*Exercise instructions*: Extract the records below word for word and ignore the images.

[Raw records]

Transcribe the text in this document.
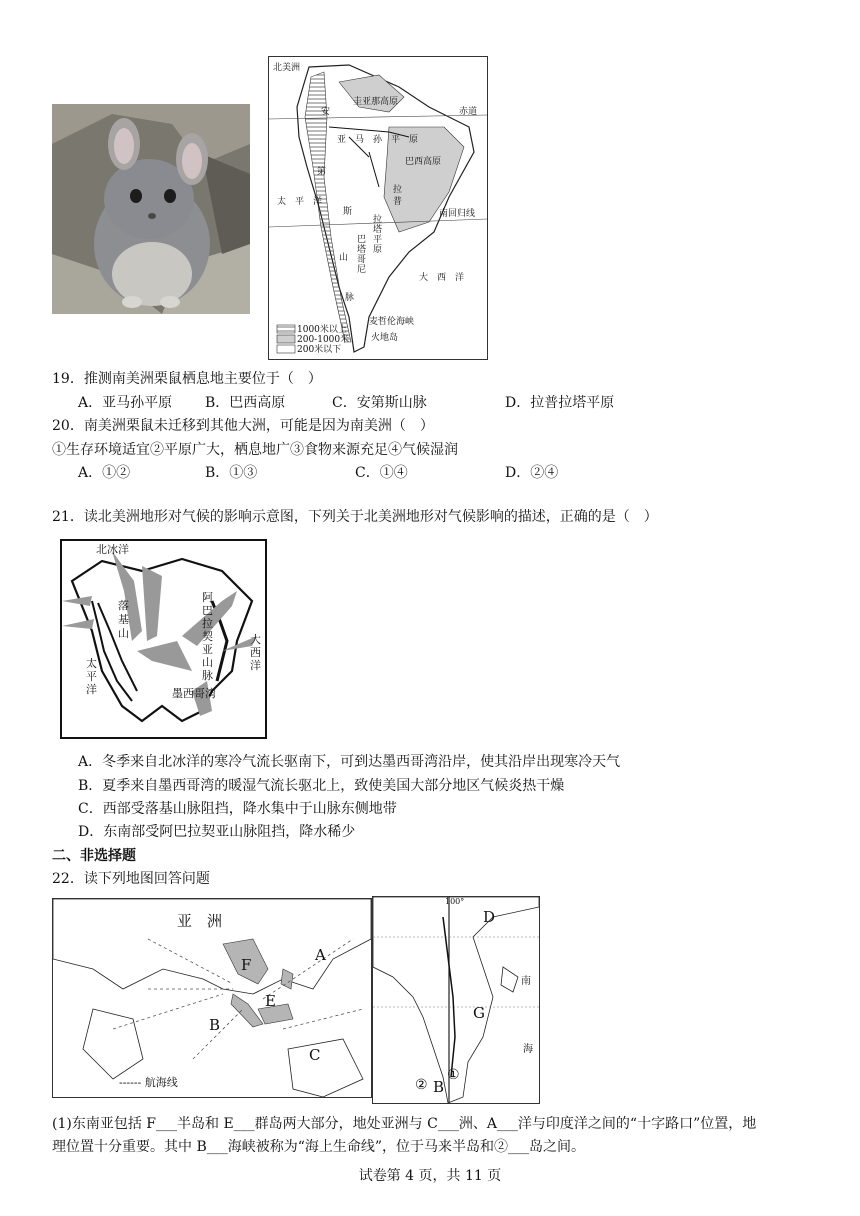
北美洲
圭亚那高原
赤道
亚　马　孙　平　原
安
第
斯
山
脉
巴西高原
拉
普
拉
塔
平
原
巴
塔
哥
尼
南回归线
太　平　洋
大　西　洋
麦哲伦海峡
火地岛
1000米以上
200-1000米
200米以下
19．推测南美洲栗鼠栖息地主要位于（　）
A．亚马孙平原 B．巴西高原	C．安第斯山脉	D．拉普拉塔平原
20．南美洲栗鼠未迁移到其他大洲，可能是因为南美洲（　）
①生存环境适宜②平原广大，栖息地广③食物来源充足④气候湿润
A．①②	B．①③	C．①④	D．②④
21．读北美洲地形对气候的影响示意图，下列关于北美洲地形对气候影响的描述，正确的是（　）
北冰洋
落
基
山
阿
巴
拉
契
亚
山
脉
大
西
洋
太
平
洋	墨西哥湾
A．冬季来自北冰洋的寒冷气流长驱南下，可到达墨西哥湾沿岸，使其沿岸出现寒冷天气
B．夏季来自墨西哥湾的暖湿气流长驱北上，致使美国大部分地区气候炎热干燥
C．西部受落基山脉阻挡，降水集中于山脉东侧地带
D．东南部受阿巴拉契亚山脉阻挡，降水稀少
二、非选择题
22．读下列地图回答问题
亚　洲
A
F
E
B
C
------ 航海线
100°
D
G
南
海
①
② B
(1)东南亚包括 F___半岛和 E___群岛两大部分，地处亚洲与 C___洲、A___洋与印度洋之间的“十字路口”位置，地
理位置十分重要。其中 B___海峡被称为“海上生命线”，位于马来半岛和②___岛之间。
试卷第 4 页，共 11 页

*Problem solution*:
Transcribe the text in this document.
北美洲
圭亚那高原
赤道
亚　马　孙　平　原
安
第
斯
山
脉
巴西高原
拉
普
拉
塔
平
原
巴
塔
哥
尼
南回归线
太　平　洋
大　西　洋
麦哲伦海峡
火地岛
1000米以上
200-1000米
200米以下
19．推测南美洲栗鼠栖息地主要位于（　）
A．亚马孙平原 B．巴西高原	C．安第斯山脉	D．拉普拉塔平原
20．南美洲栗鼠未迁移到其他大洲，可能是因为南美洲（　）
①生存环境适宜②平原广大，栖息地广③食物来源充足④气候湿润
A．①②	B．①③	C．①④	D．②④
21．读北美洲地形对气候的影响示意图，下列关于北美洲地形对气候影响的描述，正确的是（　）
北冰洋
落
基
山
阿
巴
拉
契
亚
山
脉
大
西
洋
太
平
洋	墨西哥湾
A．冬季来自北冰洋的寒冷气流长驱南下，可到达墨西哥湾沿岸，使其沿岸出现寒冷天气
B．夏季来自墨西哥湾的暖湿气流长驱北上，致使美国大部分地区气候炎热干燥
C．西部受落基山脉阻挡，降水集中于山脉东侧地带
D．东南部受阿巴拉契亚山脉阻挡，降水稀少
二、非选择题
22．读下列地图回答问题
亚　洲
A
F
E
B
C
------ 航海线
100°
D
G
南
海
①
② B
(1)东南亚包括 F___半岛和 E___群岛两大部分，地处亚洲与 C___洲、A___洋与印度洋之间的“十字路口”位置，地
理位置十分重要。其中 B___海峡被称为“海上生命线”，位于马来半岛和②___岛之间。
试卷第 4 页，共 11 页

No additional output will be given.